--- START Recorded data ---

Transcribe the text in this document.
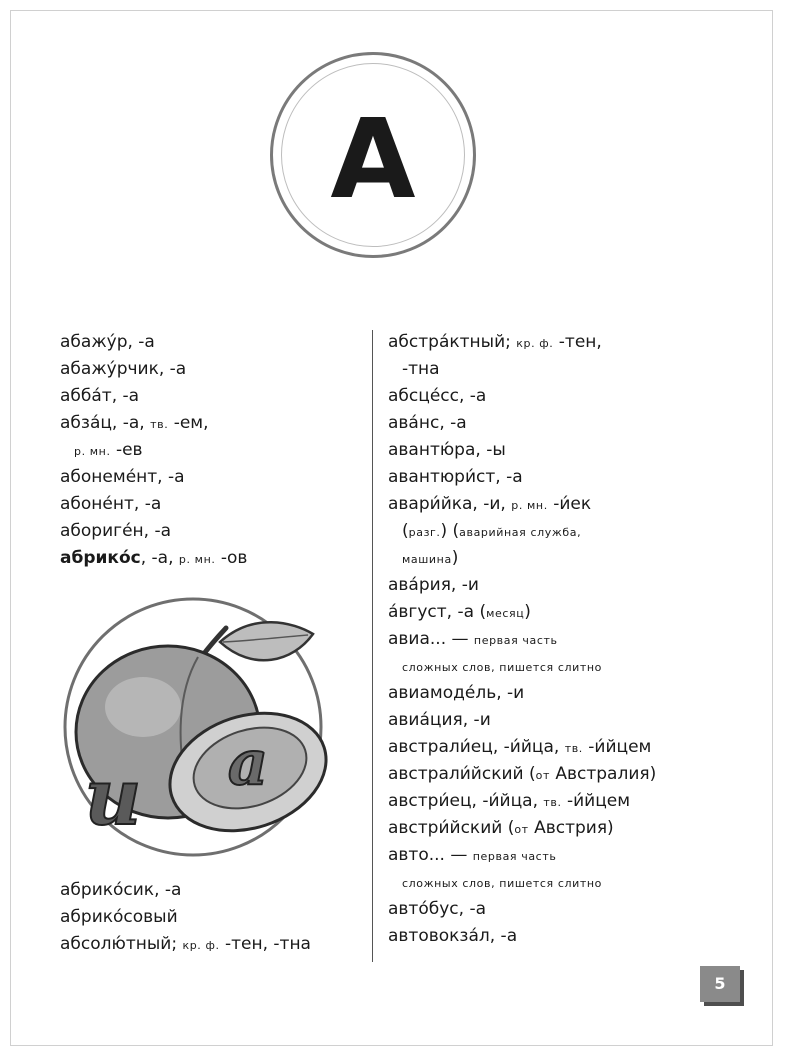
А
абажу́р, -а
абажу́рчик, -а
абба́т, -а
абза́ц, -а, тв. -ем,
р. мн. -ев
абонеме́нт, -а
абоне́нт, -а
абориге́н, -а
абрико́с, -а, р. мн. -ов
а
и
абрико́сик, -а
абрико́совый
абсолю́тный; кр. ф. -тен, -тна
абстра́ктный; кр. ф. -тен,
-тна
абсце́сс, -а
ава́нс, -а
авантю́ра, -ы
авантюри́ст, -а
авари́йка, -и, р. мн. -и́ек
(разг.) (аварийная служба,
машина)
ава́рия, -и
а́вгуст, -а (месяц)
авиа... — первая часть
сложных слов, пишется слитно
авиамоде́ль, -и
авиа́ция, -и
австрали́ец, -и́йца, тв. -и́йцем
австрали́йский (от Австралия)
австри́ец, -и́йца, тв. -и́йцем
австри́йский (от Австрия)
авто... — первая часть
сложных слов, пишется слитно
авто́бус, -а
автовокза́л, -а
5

--- END Recorded data ---

> [Set problem] Only the number is needed: state how many lines in the listing contain "австрали".

> [Full response] 2